_Exercise details_
The records below must be transcribed exactly. Do not include the pictures.

**** Supplied records ****

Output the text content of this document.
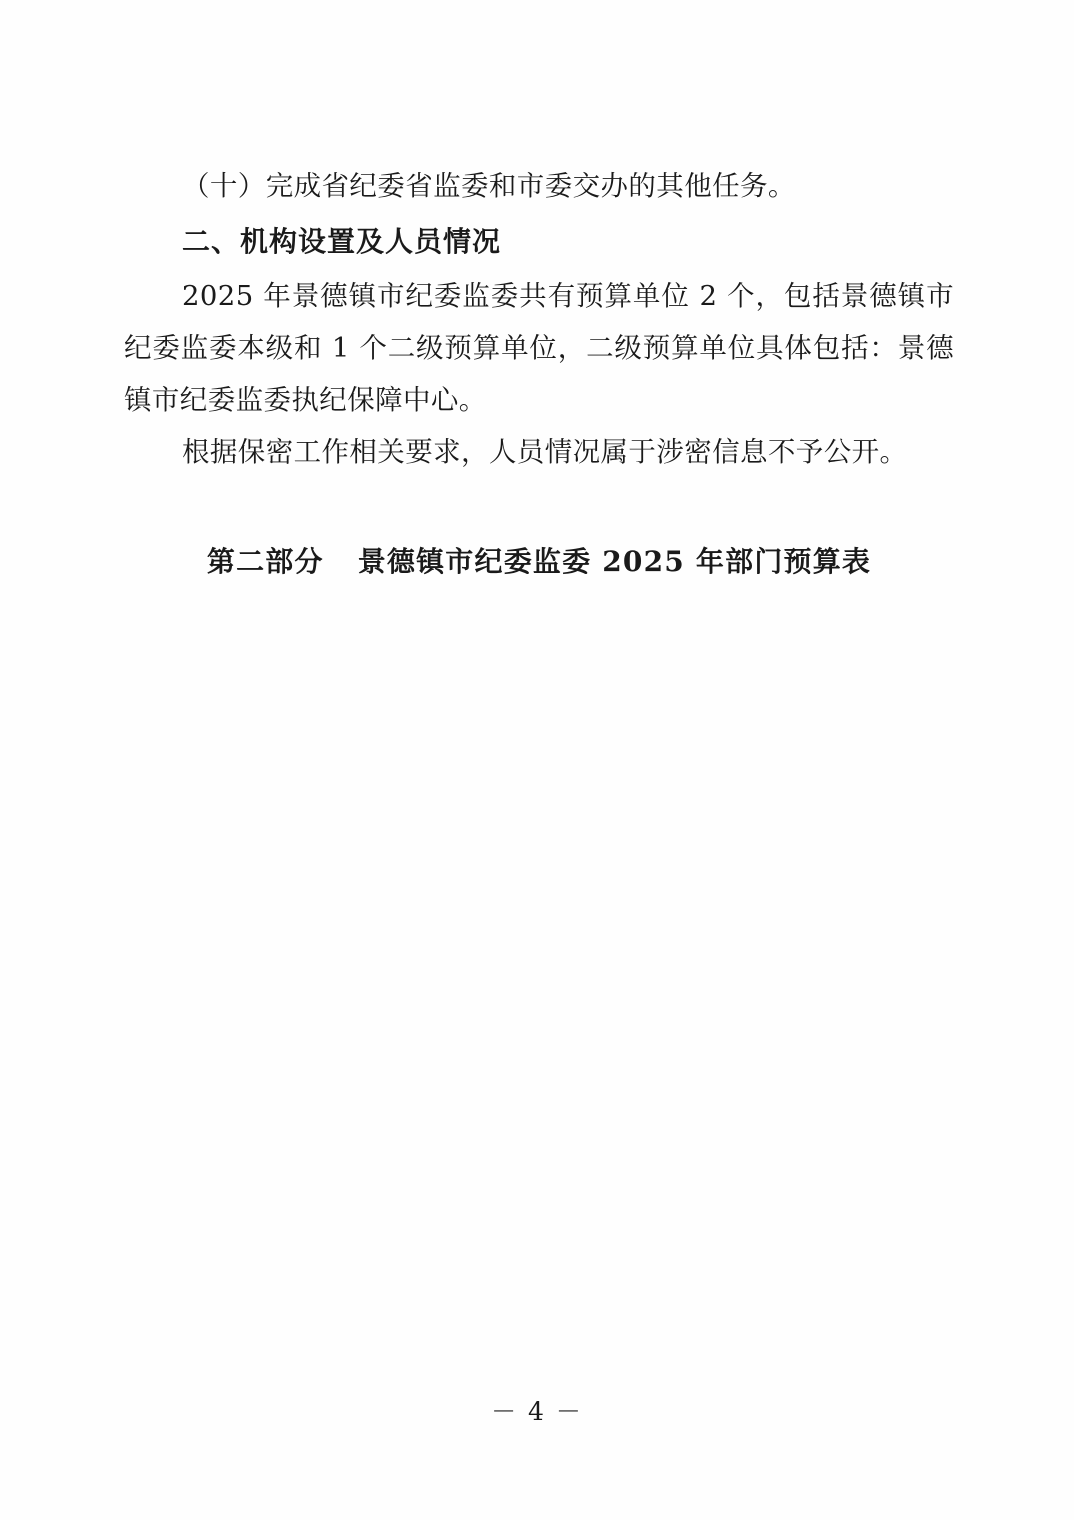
（十）完成省纪委省监委和市委交办的其他任务。

二、机构设置及人员情况

2025 年景德镇市纪委监委共有预算单位 2 个，包括景德镇市纪委监委本级和 1 个二级预算单位，二级预算单位具体包括：景德镇市纪委监委执纪保障中心。

根据保密工作相关要求，人员情况属于涉密信息不予公开。

第二部分 景德镇市纪委监委 2025 年部门预算表
－ 4 －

****

_Answer for the task_
Output the text content of this document.
（十）完成省纪委省监委和市委交办的其他任务。

二、机构设置及人员情况

2025 年景德镇市纪委监委共有预算单位 2 个，包括景德镇市纪委监委本级和 1 个二级预算单位，二级预算单位具体包括：景德镇市纪委监委执纪保障中心。

根据保密工作相关要求，人员情况属于涉密信息不予公开。

第二部分 景德镇市纪委监委 2025 年部门预算表
－ 4 －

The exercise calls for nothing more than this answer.